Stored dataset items
___

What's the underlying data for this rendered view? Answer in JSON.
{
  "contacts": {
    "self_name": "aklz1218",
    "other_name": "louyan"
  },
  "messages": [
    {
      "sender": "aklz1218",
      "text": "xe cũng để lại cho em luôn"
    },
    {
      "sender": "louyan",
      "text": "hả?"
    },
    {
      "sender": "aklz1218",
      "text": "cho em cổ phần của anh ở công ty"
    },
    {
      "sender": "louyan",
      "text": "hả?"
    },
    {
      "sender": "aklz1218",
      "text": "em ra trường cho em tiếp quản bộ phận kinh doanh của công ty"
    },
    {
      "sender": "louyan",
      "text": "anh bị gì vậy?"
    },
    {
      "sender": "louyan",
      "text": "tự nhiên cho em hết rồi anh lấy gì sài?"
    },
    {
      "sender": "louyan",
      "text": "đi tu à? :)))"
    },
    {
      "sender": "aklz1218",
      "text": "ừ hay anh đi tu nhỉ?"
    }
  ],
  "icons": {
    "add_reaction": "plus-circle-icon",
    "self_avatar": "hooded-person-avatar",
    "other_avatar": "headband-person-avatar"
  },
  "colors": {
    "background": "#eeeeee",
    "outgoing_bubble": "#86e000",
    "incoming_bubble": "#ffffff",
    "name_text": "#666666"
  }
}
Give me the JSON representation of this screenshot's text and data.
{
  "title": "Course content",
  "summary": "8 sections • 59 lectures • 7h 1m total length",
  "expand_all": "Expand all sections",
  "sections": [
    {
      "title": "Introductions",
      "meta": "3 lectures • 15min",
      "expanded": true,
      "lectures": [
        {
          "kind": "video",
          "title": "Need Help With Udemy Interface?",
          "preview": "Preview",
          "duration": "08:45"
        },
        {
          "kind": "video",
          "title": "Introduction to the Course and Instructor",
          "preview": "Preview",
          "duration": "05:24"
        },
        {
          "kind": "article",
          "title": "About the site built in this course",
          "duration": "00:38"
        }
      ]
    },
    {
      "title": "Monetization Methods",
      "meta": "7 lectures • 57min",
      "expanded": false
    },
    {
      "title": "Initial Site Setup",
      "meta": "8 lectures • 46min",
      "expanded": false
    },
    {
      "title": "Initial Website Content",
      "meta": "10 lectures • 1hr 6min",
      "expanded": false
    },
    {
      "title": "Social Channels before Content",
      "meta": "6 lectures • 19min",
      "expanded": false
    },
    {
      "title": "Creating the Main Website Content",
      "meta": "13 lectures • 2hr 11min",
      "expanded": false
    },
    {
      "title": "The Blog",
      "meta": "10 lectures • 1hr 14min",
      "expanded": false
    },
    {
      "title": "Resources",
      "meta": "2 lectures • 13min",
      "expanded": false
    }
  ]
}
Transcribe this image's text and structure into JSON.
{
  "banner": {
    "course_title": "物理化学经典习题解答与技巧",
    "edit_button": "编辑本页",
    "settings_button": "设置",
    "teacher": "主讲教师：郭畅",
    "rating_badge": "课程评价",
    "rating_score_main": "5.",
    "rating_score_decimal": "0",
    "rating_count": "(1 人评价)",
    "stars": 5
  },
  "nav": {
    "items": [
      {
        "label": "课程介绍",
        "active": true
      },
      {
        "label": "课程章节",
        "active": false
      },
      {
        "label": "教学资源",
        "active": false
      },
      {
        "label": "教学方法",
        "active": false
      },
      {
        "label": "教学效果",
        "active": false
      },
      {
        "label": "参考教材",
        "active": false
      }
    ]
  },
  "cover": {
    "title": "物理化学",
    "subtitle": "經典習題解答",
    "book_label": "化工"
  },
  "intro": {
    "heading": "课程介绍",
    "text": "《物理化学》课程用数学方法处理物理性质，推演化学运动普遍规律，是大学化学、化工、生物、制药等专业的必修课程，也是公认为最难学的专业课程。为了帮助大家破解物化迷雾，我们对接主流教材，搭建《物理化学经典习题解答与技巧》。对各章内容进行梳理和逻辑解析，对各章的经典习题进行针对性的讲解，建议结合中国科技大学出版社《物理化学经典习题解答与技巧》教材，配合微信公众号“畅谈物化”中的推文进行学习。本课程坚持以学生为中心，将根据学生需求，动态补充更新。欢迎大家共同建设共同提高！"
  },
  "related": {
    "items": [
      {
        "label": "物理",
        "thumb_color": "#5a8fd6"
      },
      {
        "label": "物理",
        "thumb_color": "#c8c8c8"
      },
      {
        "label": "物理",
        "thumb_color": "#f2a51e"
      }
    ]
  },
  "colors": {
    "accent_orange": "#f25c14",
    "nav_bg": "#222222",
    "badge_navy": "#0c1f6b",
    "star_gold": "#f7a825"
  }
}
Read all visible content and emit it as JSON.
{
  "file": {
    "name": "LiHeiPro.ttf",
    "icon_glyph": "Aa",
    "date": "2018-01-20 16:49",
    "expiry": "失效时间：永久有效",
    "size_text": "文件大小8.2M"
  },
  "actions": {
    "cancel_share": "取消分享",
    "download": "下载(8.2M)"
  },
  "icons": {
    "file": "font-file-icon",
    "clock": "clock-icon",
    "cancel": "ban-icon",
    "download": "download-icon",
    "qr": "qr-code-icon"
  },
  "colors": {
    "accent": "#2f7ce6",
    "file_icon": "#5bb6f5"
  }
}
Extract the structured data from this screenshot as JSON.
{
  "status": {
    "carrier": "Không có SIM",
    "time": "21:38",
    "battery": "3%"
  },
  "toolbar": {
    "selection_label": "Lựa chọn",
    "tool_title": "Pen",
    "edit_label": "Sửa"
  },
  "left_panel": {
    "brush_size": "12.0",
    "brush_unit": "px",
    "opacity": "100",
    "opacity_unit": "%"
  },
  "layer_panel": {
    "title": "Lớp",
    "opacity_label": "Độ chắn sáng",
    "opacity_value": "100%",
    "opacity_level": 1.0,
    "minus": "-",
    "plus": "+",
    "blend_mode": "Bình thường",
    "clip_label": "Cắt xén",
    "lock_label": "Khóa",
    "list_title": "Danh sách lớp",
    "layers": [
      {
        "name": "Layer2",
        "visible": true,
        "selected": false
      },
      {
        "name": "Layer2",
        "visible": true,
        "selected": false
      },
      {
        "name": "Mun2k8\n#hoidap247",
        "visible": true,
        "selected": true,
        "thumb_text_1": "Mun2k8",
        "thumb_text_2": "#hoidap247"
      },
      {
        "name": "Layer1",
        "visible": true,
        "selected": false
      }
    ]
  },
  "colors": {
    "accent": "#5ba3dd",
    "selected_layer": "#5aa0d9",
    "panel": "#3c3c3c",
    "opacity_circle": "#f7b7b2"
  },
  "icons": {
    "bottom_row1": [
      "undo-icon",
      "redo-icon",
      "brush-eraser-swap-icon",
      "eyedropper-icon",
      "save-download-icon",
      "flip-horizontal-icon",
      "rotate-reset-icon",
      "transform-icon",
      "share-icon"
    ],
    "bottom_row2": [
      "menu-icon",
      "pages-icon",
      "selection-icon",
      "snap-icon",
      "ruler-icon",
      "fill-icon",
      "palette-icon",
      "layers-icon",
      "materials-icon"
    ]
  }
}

___

→ **WHAT NEEDS TO BE DONE**
Retype all the records, matching them exactly.

→ **SOLUTION TO THIS TASK**
What's the underlying data for this rendered view? Answer in JSON.
{
  "contacts": {
    "self_name": "aklz1218",
    "other_name": "louyan"
  },
  "messages": [
    {
      "sender": "aklz1218",
      "text": "xe cũng để lại cho em luôn"
    },
    {
      "sender": "louyan",
      "text": "hả?"
    },
    {
      "sender": "aklz1218",
      "text": "cho em cổ phần của anh ở công ty"
    },
    {
      "sender": "louyan",
      "text": "hả?"
    },
    {
      "sender": "aklz1218",
      "text": "em ra trường cho em tiếp quản bộ phận kinh doanh của công ty"
    },
    {
      "sender": "louyan",
      "text": "anh bị gì vậy?"
    },
    {
      "sender": "louyan",
      "text": "tự nhiên cho em hết rồi anh lấy gì sài?"
    },
    {
      "sender": "louyan",
      "text": "đi tu à? :)))"
    },
    {
      "sender": "aklz1218",
      "text": "ừ hay anh đi tu nhỉ?"
    }
  ],
  "icons": {
    "add_reaction": "plus-circle-icon",
    "self_avatar": "hooded-person-avatar",
    "other_avatar": "headband-person-avatar"
  },
  "colors": {
    "background": "#eeeeee",
    "outgoing_bubble": "#86e000",
    "incoming_bubble": "#ffffff",
    "name_text": "#666666"
  }
}
Give me the JSON representation of this screenshot's text and data.
{
  "title": "Course content",
  "summary": "8 sections • 59 lectures • 7h 1m total length",
  "expand_all": "Expand all sections",
  "sections": [
    {
      "title": "Introductions",
      "meta": "3 lectures • 15min",
      "expanded": true,
      "lectures": [
        {
          "kind": "video",
          "title": "Need Help With Udemy Interface?",
          "preview": "Preview",
          "duration": "08:45"
        },
        {
          "kind": "video",
          "title": "Introduction to the Course and Instructor",
          "preview": "Preview",
          "duration": "05:24"
        },
        {
          "kind": "article",
          "title": "About the site built in this course",
          "duration": "00:38"
        }
      ]
    },
    {
      "title": "Monetization Methods",
      "meta": "7 lectures • 57min",
      "expanded": false
    },
    {
      "title": "Initial Site Setup",
      "meta": "8 lectures • 46min",
      "expanded": false
    },
    {
      "title": "Initial Website Content",
      "meta": "10 lectures • 1hr 6min",
      "expanded": false
    },
    {
      "title": "Social Channels before Content",
      "meta": "6 lectures • 19min",
      "expanded": false
    },
    {
      "title": "Creating the Main Website Content",
      "meta": "13 lectures • 2hr 11min",
      "expanded": false
    },
    {
      "title": "The Blog",
      "meta": "10 lectures • 1hr 14min",
      "expanded": false
    },
    {
      "title": "Resources",
      "meta": "2 lectures • 13min",
      "expanded": false
    }
  ]
}
Transcribe this image's text and structure into JSON.
{
  "banner": {
    "course_title": "物理化学经典习题解答与技巧",
    "edit_button": "编辑本页",
    "settings_button": "设置",
    "teacher": "主讲教师：郭畅",
    "rating_badge": "课程评价",
    "rating_score_main": "5.",
    "rating_score_decimal": "0",
    "rating_count": "(1 人评价)",
    "stars": 5
  },
  "nav": {
    "items": [
      {
        "label": "课程介绍",
        "active": true
      },
      {
        "label": "课程章节",
        "active": false
      },
      {
        "label": "教学资源",
        "active": false
      },
      {
        "label": "教学方法",
        "active": false
      },
      {
        "label": "教学效果",
        "active": false
      },
      {
        "label": "参考教材",
        "active": false
      }
    ]
  },
  "cover": {
    "title": "物理化学",
    "subtitle": "經典習題解答",
    "book_label": "化工"
  },
  "intro": {
    "heading": "课程介绍",
    "text": "《物理化学》课程用数学方法处理物理性质，推演化学运动普遍规律，是大学化学、化工、生物、制药等专业的必修课程，也是公认为最难学的专业课程。为了帮助大家破解物化迷雾，我们对接主流教材，搭建《物理化学经典习题解答与技巧》。对各章内容进行梳理和逻辑解析，对各章的经典习题进行针对性的讲解，建议结合中国科技大学出版社《物理化学经典习题解答与技巧》教材，配合微信公众号“畅谈物化”中的推文进行学习。本课程坚持以学生为中心，将根据学生需求，动态补充更新。欢迎大家共同建设共同提高！"
  },
  "related": {
    "items": [
      {
        "label": "物理",
        "thumb_color": "#5a8fd6"
      },
      {
        "label": "物理",
        "thumb_color": "#c8c8c8"
      },
      {
        "label": "物理",
        "thumb_color": "#f2a51e"
      }
    ]
  },
  "colors": {
    "accent_orange": "#f25c14",
    "nav_bg": "#222222",
    "badge_navy": "#0c1f6b",
    "star_gold": "#f7a825"
  }
}
Read all visible content and emit it as JSON.
{
  "file": {
    "name": "LiHeiPro.ttf",
    "icon_glyph": "Aa",
    "date": "2018-01-20 16:49",
    "expiry": "失效时间：永久有效",
    "size_text": "文件大小8.2M"
  },
  "actions": {
    "cancel_share": "取消分享",
    "download": "下载(8.2M)"
  },
  "icons": {
    "file": "font-file-icon",
    "clock": "clock-icon",
    "cancel": "ban-icon",
    "download": "download-icon",
    "qr": "qr-code-icon"
  },
  "colors": {
    "accent": "#2f7ce6",
    "file_icon": "#5bb6f5"
  }
}
Extract the structured data from this screenshot as JSON.
{
  "status": {
    "carrier": "Không có SIM",
    "time": "21:38",
    "battery": "3%"
  },
  "toolbar": {
    "selection_label": "Lựa chọn",
    "tool_title": "Pen",
    "edit_label": "Sửa"
  },
  "left_panel": {
    "brush_size": "12.0",
    "brush_unit": "px",
    "opacity": "100",
    "opacity_unit": "%"
  },
  "layer_panel": {
    "title": "Lớp",
    "opacity_label": "Độ chắn sáng",
    "opacity_value": "100%",
    "opacity_level": 1.0,
    "minus": "-",
    "plus": "+",
    "blend_mode": "Bình thường",
    "clip_label": "Cắt xén",
    "lock_label": "Khóa",
    "list_title": "Danh sách lớp",
    "layers": [
      {
        "name": "Layer2",
        "visible": true,
        "selected": false
      },
      {
        "name": "Layer2",
        "visible": true,
        "selected": false
      },
      {
        "name": "Mun2k8\n#hoidap247",
        "visible": true,
        "selected": true,
        "thumb_text_1": "Mun2k8",
        "thumb_text_2": "#hoidap247"
      },
      {
        "name": "Layer1",
        "visible": true,
        "selected": false
      }
    ]
  },
  "colors": {
    "accent": "#5ba3dd",
    "selected_layer": "#5aa0d9",
    "panel": "#3c3c3c",
    "opacity_circle": "#f7b7b2"
  },
  "icons": {
    "bottom_row1": [
      "undo-icon",
      "redo-icon",
      "brush-eraser-swap-icon",
      "eyedropper-icon",
      "save-download-icon",
      "flip-horizontal-icon",
      "rotate-reset-icon",
      "transform-icon",
      "share-icon"
    ],
    "bottom_row2": [
      "menu-icon",
      "pages-icon",
      "selection-icon",
      "snap-icon",
      "ruler-icon",
      "fill-icon",
      "palette-icon",
      "layers-icon",
      "materials-icon"
    ]
  }
}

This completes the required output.